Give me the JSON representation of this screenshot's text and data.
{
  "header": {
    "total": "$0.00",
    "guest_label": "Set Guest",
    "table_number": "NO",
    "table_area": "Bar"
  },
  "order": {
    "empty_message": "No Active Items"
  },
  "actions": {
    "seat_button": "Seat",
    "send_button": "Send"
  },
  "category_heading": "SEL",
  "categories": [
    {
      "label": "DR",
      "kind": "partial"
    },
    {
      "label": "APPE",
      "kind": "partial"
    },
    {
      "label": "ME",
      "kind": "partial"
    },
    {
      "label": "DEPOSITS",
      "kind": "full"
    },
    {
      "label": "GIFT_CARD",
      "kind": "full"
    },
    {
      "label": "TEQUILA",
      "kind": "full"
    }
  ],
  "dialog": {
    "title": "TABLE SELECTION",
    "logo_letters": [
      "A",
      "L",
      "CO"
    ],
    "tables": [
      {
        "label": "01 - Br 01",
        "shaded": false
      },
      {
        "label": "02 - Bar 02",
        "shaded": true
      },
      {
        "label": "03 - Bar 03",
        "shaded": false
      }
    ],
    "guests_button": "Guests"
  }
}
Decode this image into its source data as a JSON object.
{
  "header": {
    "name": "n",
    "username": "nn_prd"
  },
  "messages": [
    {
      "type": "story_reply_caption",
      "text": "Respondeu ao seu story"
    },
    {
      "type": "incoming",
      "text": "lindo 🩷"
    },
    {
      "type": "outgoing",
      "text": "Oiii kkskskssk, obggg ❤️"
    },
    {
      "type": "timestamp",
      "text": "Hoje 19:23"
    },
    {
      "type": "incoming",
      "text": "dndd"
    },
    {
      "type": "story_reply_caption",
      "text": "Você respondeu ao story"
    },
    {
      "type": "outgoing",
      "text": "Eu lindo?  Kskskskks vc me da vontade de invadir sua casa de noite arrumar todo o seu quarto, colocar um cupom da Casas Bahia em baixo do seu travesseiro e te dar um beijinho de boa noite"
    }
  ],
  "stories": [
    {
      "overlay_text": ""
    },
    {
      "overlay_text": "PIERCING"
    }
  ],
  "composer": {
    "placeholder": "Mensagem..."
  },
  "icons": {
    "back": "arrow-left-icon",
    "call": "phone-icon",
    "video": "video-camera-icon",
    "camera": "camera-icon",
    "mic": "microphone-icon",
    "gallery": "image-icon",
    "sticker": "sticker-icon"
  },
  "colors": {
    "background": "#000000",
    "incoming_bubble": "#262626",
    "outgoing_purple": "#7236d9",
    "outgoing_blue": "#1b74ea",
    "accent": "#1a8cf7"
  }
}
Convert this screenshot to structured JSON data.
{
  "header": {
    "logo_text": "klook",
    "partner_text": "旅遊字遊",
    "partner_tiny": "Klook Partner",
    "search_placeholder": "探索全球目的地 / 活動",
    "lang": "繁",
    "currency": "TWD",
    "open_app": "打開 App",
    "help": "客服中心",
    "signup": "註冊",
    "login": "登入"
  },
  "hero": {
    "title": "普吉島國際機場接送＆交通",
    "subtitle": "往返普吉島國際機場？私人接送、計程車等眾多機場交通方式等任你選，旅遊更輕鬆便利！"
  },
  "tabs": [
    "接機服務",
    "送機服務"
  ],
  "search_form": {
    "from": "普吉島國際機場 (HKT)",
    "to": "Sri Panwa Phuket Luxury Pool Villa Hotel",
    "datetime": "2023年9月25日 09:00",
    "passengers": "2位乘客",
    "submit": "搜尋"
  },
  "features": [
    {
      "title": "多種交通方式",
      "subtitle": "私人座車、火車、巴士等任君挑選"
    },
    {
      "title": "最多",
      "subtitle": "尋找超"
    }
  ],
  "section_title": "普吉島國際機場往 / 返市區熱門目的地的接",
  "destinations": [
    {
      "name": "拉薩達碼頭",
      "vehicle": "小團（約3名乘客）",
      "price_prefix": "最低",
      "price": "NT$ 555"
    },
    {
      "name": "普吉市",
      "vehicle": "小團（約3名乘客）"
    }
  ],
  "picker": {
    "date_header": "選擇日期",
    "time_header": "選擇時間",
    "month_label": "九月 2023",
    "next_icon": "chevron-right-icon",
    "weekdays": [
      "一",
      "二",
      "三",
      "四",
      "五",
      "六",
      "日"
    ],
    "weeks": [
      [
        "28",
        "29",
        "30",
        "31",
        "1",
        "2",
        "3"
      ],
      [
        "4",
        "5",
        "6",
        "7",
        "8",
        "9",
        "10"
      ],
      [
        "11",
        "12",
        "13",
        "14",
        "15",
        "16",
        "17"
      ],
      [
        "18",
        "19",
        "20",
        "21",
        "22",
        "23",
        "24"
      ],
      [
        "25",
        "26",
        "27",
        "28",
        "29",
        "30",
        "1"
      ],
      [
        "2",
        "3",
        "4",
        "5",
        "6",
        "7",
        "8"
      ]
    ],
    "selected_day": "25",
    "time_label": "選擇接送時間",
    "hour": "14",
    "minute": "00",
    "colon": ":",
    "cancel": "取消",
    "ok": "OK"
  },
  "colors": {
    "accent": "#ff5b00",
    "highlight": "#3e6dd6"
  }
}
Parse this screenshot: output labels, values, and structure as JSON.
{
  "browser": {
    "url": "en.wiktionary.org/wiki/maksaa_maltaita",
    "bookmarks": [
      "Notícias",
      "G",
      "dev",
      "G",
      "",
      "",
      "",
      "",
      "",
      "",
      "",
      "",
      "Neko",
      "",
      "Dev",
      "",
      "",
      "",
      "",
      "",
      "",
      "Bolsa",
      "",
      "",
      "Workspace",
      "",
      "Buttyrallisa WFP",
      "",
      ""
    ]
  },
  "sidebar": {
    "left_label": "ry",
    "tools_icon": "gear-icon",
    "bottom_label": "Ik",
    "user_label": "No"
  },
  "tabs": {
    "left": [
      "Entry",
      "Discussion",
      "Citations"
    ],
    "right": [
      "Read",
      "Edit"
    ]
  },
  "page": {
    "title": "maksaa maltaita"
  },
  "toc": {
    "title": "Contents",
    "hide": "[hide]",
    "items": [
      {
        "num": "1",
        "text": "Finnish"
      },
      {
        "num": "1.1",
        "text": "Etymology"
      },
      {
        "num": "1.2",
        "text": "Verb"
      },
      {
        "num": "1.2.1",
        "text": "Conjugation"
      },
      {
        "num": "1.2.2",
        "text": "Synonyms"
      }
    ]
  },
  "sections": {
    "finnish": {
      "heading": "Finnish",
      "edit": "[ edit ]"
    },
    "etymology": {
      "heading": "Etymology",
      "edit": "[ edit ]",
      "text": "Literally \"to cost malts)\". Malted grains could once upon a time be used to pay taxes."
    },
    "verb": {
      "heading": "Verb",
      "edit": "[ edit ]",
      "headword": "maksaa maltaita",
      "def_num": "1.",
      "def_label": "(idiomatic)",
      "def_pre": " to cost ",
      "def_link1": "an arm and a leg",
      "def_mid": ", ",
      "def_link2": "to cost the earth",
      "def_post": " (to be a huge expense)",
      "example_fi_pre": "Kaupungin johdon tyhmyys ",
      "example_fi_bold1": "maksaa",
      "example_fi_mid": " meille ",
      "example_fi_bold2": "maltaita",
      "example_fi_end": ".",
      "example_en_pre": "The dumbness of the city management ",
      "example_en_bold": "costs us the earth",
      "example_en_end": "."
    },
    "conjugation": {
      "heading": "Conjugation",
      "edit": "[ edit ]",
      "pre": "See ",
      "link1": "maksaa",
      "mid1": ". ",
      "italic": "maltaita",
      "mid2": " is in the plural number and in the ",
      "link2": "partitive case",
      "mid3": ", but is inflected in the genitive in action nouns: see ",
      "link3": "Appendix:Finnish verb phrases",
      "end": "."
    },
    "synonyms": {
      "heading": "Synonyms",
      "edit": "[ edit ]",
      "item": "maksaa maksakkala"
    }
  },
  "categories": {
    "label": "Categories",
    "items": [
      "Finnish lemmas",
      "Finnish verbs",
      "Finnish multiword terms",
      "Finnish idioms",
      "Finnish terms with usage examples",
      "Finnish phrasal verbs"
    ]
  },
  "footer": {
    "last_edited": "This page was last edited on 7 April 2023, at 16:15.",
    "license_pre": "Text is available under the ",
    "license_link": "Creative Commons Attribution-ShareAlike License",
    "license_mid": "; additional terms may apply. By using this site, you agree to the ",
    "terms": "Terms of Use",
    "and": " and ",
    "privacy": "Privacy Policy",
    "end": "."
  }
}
☆ ☆ ☆ ☆
List each line holding the string "terms".

## [FULL SOLUTION]
      "Finnish multiword terms",
      "Finnish terms with usage examples",
    "license_mid": "; additional terms may apply. By using this site, you agree to the ",
    "terms": "Terms of Use",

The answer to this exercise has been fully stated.